## Supplied data
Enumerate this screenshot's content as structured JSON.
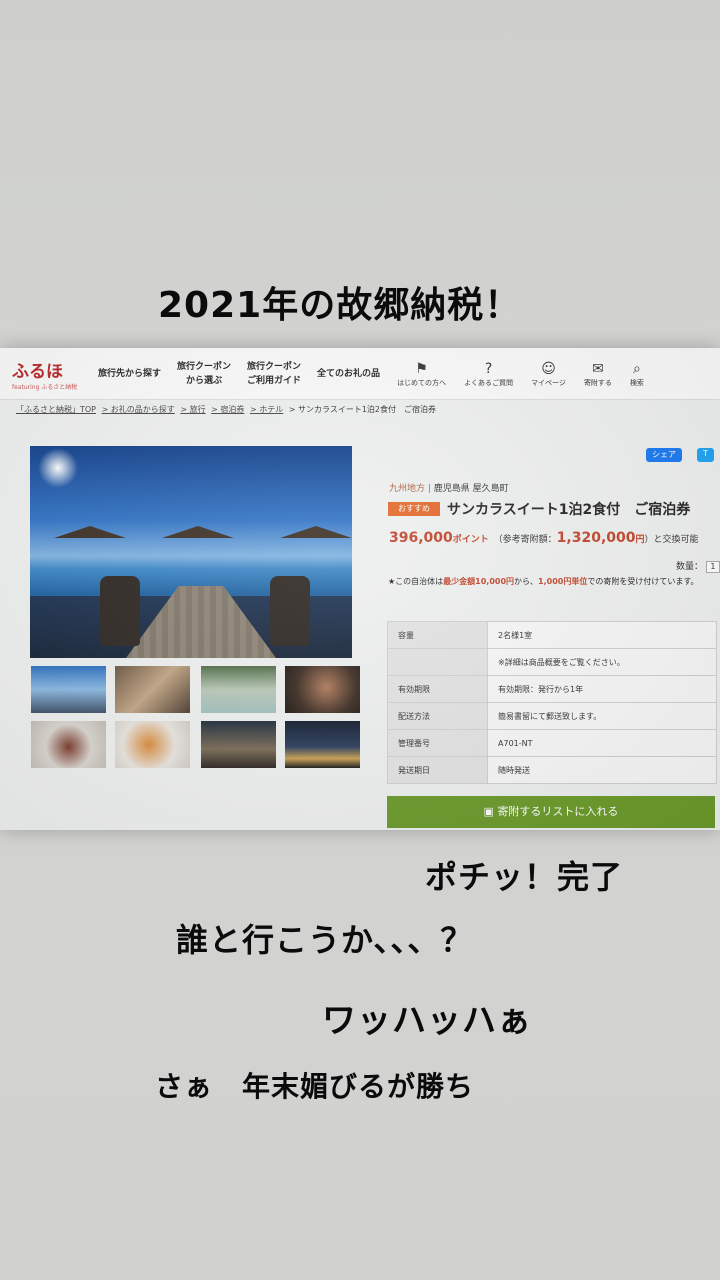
{
  "captions": {
    "title": "2021年の故郷納税！",
    "line1": "ポチッ！完了",
    "line2": "誰と行こうか、、、？",
    "line3": "ワッハッハぁ",
    "line4": "さぁ　年末媚びるが勝ち"
  },
  "site": {
    "logo": "ふるほ",
    "logo_sub": "featuring ふるさと納税",
    "nav": [
      "旅行先から探す",
      "旅行クーポン\nから選ぶ",
      "旅行クーポン\nご利用ガイド",
      "全てのお礼の品"
    ],
    "icons": [
      {
        "label": "はじめての方へ",
        "glyph": "⚑",
        "name": "beginner-icon"
      },
      {
        "label": "よくあるご質問",
        "glyph": "?",
        "name": "faq-icon"
      },
      {
        "label": "マイページ",
        "glyph": "☺",
        "name": "user-icon"
      },
      {
        "label": "寄附する",
        "glyph": "✉",
        "name": "donate-icon"
      },
      {
        "label": "検索",
        "glyph": "⌕",
        "name": "search-icon"
      }
    ],
    "breadcrumb": [
      "「ふるさと納税」TOP",
      "> お礼の品から探す",
      "> 旅行",
      "> 宿泊券",
      "> ホテル",
      "> サンカラスイート1泊2食付　ご宿泊券"
    ]
  },
  "product": {
    "share_fb": "シェア",
    "share_tw": "T",
    "region": "九州地方",
    "prefecture": "鹿児島県 屋久島町",
    "badge": "おすすめ",
    "title": "サンカラスイート1泊2食付　ご宿泊券",
    "points": "396,000",
    "points_unit": "ポイント",
    "ref_label": "（参考寄附額：",
    "ref_amount": "1,320,000",
    "ref_unit": "円",
    "exchange": "）と交換可能",
    "qty_label": "数量：",
    "qty_value": "1",
    "note_a": "★この自治体は",
    "note_b": "最少金額10,000円",
    "note_c": "から、",
    "note_d": "1,000円単位",
    "note_e": "での寄附を受け付けています。",
    "specs": [
      {
        "k": "容量",
        "v": "2名様1室"
      },
      {
        "k": "",
        "v": "※詳細は商品概要をご覧ください。"
      },
      {
        "k": "有効期限",
        "v": "有効期限：発行から1年"
      },
      {
        "k": "配送方法",
        "v": "簡易書留にて郵送致します。"
      },
      {
        "k": "管理番号",
        "v": "A701-NT"
      },
      {
        "k": "発送期日",
        "v": "随時発送"
      }
    ],
    "cart_label": "寄附するリストに入れる"
  },
  "colors": {
    "accent": "#c1432b",
    "cart": "#6b9a2a",
    "badge": "#e3672a"
  }
}
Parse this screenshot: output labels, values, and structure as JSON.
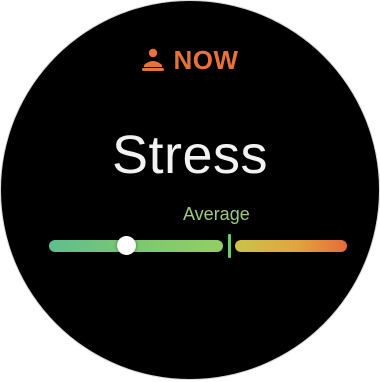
{
  "header": {
    "icon": "meditation-person-icon",
    "label": "NOW"
  },
  "title": "Stress",
  "status": {
    "level_text": "Average",
    "stress_position_fraction": 0.26
  },
  "colors": {
    "accent": "#e5733a",
    "title_text": "#f2f2f2",
    "level_text": "#9cc97e"
  }
}
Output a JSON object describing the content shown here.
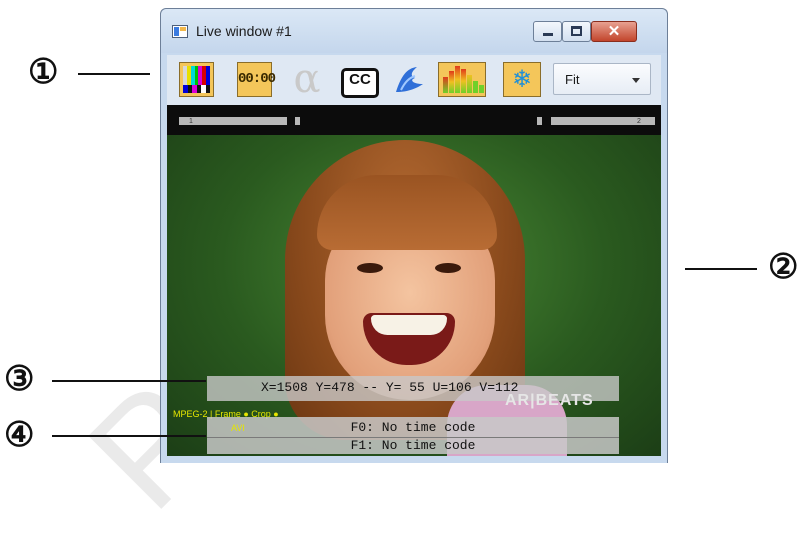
{
  "window": {
    "title": "Live window #1",
    "close_glyph": "✕"
  },
  "toolbar": {
    "clock_label": "00:00",
    "alpha_label": "α",
    "cc_label": "CC",
    "snow_glyph": "❄",
    "fit_select": {
      "selected": "Fit"
    }
  },
  "scrubber": {
    "left_label": "1",
    "right_label": "2"
  },
  "overlay": {
    "coords": "X=1508 Y=478  -- Y= 55 U=106 V=112",
    "watermark": "AR|BEATS",
    "stream_info_line1": "MPEG-2 | Frame ● Crop ●",
    "stream_info_line2": "AVI",
    "timecode_f0": "F0: No time code",
    "timecode_f1": "F1: No time code"
  },
  "callouts": [
    "①",
    "②",
    "③",
    "④"
  ],
  "watermark_text": "Prelim",
  "colors": {
    "accent": "#f4c65a",
    "chrome": "#c7d9ee",
    "close": "#c2452c"
  },
  "icons": [
    "color-bars-icon",
    "timecode-icon",
    "alpha-icon",
    "closed-caption-icon",
    "waveform-icon",
    "audio-level-icon",
    "freeze-icon"
  ]
}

## What needs to be done
Copy the data exactly. Any picture it contains is to be omitted.

## Exercise output
Enumerate this screenshot's content as structured JSON.
{
  "captions": {
    "title": "2021年の故郷納税！",
    "line1": "ポチッ！完了",
    "line2": "誰と行こうか、、、？",
    "line3": "ワッハッハぁ",
    "line4": "さぁ　年末媚びるが勝ち"
  },
  "site": {
    "logo": "ふるほ",
    "logo_sub": "featuring ふるさと納税",
    "nav": [
      "旅行先から探す",
      "旅行クーポン\nから選ぶ",
      "旅行クーポン\nご利用ガイド",
      "全てのお礼の品"
    ],
    "icons": [
      {
        "label": "はじめての方へ",
        "glyph": "⚑",
        "name": "beginner-icon"
      },
      {
        "label": "よくあるご質問",
        "glyph": "?",
        "name": "faq-icon"
      },
      {
        "label": "マイページ",
        "glyph": "☺",
        "name": "user-icon"
      },
      {
        "label": "寄附する",
        "glyph": "✉",
        "name": "donate-icon"
      },
      {
        "label": "検索",
        "glyph": "⌕",
        "name": "search-icon"
      }
    ],
    "breadcrumb": [
      "「ふるさと納税」TOP",
      "> お礼の品から探す",
      "> 旅行",
      "> 宿泊券",
      "> ホテル",
      "> サンカラスイート1泊2食付　ご宿泊券"
    ]
  },
  "product": {
    "share_fb": "シェア",
    "share_tw": "T",
    "region": "九州地方",
    "prefecture": "鹿児島県 屋久島町",
    "badge": "おすすめ",
    "title": "サンカラスイート1泊2食付　ご宿泊券",
    "points": "396,000",
    "points_unit": "ポイント",
    "ref_label": "（参考寄附額：",
    "ref_amount": "1,320,000",
    "ref_unit": "円",
    "exchange": "）と交換可能",
    "qty_label": "数量：",
    "qty_value": "1",
    "note_a": "★この自治体は",
    "note_b": "最少金額10,000円",
    "note_c": "から、",
    "note_d": "1,000円単位",
    "note_e": "での寄附を受け付けています。",
    "specs": [
      {
        "k": "容量",
        "v": "2名様1室"
      },
      {
        "k": "",
        "v": "※詳細は商品概要をご覧ください。"
      },
      {
        "k": "有効期限",
        "v": "有効期限：発行から1年"
      },
      {
        "k": "配送方法",
        "v": "簡易書留にて郵送致します。"
      },
      {
        "k": "管理番号",
        "v": "A701-NT"
      },
      {
        "k": "発送期日",
        "v": "随時発送"
      }
    ],
    "cart_label": "寄附するリストに入れる"
  },
  "colors": {
    "accent": "#c1432b",
    "cart": "#6b9a2a",
    "badge": "#e3672a"
  }
}
Parse this screenshot: output labels, values, and structure as JSON.
{
  "header": {
    "icon": "meditation-person-icon",
    "label": "NOW"
  },
  "title": "Stress",
  "status": {
    "level_text": "Average",
    "stress_position_fraction": 0.26
  },
  "colors": {
    "accent": "#e5733a",
    "title_text": "#f2f2f2",
    "level_text": "#9cc97e"
  }
}
Output a JSON object describing the content shown here.
{
  "window": {
    "title": "Live window #1",
    "close_glyph": "✕"
  },
  "toolbar": {
    "clock_label": "00:00",
    "alpha_label": "α",
    "cc_label": "CC",
    "snow_glyph": "❄",
    "fit_select": {
      "selected": "Fit"
    }
  },
  "scrubber": {
    "left_label": "1",
    "right_label": "2"
  },
  "overlay": {
    "coords": "X=1508 Y=478  -- Y= 55 U=106 V=112",
    "watermark": "AR|BEATS",
    "stream_info_line1": "MPEG-2 | Frame ● Crop ●",
    "stream_info_line2": "AVI",
    "timecode_f0": "F0: No time code",
    "timecode_f1": "F1: No time code"
  },
  "callouts": [
    "①",
    "②",
    "③",
    "④"
  ],
  "watermark_text": "Prelim",
  "colors": {
    "accent": "#f4c65a",
    "chrome": "#c7d9ee",
    "close": "#c2452c"
  },
  "icons": [
    "color-bars-icon",
    "timecode-icon",
    "alpha-icon",
    "closed-caption-icon",
    "waveform-icon",
    "audio-level-icon",
    "freeze-icon"
  ]
}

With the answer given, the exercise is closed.